» **Written request**
Could you print all the entries exactly?

» **Provided data**
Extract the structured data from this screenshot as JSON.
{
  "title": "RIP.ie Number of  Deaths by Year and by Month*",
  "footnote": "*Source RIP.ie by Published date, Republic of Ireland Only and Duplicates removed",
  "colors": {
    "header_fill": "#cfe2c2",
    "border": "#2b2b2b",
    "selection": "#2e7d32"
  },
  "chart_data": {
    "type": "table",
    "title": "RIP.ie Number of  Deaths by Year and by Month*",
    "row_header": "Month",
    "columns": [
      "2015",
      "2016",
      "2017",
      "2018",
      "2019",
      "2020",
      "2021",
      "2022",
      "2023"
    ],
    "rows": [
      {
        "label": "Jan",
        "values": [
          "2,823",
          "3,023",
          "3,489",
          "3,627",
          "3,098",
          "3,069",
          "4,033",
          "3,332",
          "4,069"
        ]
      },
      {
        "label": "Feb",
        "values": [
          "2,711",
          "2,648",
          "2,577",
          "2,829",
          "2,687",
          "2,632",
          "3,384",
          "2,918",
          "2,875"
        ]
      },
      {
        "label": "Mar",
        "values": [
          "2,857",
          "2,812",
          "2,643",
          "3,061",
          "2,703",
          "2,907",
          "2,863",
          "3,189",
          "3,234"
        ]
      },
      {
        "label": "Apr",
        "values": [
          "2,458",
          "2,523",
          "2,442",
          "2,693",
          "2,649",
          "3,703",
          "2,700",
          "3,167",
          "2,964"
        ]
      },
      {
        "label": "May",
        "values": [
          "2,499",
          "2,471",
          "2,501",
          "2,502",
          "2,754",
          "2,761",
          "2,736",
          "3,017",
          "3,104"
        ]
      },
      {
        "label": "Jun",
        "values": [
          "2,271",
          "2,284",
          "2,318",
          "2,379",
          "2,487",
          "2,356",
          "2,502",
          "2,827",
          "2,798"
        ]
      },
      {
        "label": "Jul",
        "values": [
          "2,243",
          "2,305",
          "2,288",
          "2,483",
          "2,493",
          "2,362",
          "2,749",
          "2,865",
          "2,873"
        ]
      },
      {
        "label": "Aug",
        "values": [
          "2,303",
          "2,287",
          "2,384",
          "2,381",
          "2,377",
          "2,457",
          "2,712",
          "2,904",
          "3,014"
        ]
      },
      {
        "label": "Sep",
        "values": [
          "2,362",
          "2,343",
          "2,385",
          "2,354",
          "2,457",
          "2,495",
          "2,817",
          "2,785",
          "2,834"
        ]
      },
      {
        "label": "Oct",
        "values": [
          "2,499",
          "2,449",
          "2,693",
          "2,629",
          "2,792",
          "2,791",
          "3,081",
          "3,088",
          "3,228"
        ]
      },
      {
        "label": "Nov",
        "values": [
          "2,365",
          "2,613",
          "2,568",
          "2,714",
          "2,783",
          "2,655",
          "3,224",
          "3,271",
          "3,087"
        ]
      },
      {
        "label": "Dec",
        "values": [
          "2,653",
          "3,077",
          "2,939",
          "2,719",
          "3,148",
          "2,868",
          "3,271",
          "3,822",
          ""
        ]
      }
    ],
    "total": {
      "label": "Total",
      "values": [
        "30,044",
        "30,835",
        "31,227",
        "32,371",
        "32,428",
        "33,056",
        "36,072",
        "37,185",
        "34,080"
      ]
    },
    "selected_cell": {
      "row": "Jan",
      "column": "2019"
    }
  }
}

» **Result of the exercise**
Extract the structured data from this screenshot as JSON.
{
  "title": "RIP.ie Number of  Deaths by Year and by Month*",
  "footnote": "*Source RIP.ie by Published date, Republic of Ireland Only and Duplicates removed",
  "colors": {
    "header_fill": "#cfe2c2",
    "border": "#2b2b2b",
    "selection": "#2e7d32"
  },
  "chart_data": {
    "type": "table",
    "title": "RIP.ie Number of  Deaths by Year and by Month*",
    "row_header": "Month",
    "columns": [
      "2015",
      "2016",
      "2017",
      "2018",
      "2019",
      "2020",
      "2021",
      "2022",
      "2023"
    ],
    "rows": [
      {
        "label": "Jan",
        "values": [
          "2,823",
          "3,023",
          "3,489",
          "3,627",
          "3,098",
          "3,069",
          "4,033",
          "3,332",
          "4,069"
        ]
      },
      {
        "label": "Feb",
        "values": [
          "2,711",
          "2,648",
          "2,577",
          "2,829",
          "2,687",
          "2,632",
          "3,384",
          "2,918",
          "2,875"
        ]
      },
      {
        "label": "Mar",
        "values": [
          "2,857",
          "2,812",
          "2,643",
          "3,061",
          "2,703",
          "2,907",
          "2,863",
          "3,189",
          "3,234"
        ]
      },
      {
        "label": "Apr",
        "values": [
          "2,458",
          "2,523",
          "2,442",
          "2,693",
          "2,649",
          "3,703",
          "2,700",
          "3,167",
          "2,964"
        ]
      },
      {
        "label": "May",
        "values": [
          "2,499",
          "2,471",
          "2,501",
          "2,502",
          "2,754",
          "2,761",
          "2,736",
          "3,017",
          "3,104"
        ]
      },
      {
        "label": "Jun",
        "values": [
          "2,271",
          "2,284",
          "2,318",
          "2,379",
          "2,487",
          "2,356",
          "2,502",
          "2,827",
          "2,798"
        ]
      },
      {
        "label": "Jul",
        "values": [
          "2,243",
          "2,305",
          "2,288",
          "2,483",
          "2,493",
          "2,362",
          "2,749",
          "2,865",
          "2,873"
        ]
      },
      {
        "label": "Aug",
        "values": [
          "2,303",
          "2,287",
          "2,384",
          "2,381",
          "2,377",
          "2,457",
          "2,712",
          "2,904",
          "3,014"
        ]
      },
      {
        "label": "Sep",
        "values": [
          "2,362",
          "2,343",
          "2,385",
          "2,354",
          "2,457",
          "2,495",
          "2,817",
          "2,785",
          "2,834"
        ]
      },
      {
        "label": "Oct",
        "values": [
          "2,499",
          "2,449",
          "2,693",
          "2,629",
          "2,792",
          "2,791",
          "3,081",
          "3,088",
          "3,228"
        ]
      },
      {
        "label": "Nov",
        "values": [
          "2,365",
          "2,613",
          "2,568",
          "2,714",
          "2,783",
          "2,655",
          "3,224",
          "3,271",
          "3,087"
        ]
      },
      {
        "label": "Dec",
        "values": [
          "2,653",
          "3,077",
          "2,939",
          "2,719",
          "3,148",
          "2,868",
          "3,271",
          "3,822",
          ""
        ]
      }
    ],
    "total": {
      "label": "Total",
      "values": [
        "30,044",
        "30,835",
        "31,227",
        "32,371",
        "32,428",
        "33,056",
        "36,072",
        "37,185",
        "34,080"
      ]
    },
    "selected_cell": {
      "row": "Jan",
      "column": "2019"
    }
  }
}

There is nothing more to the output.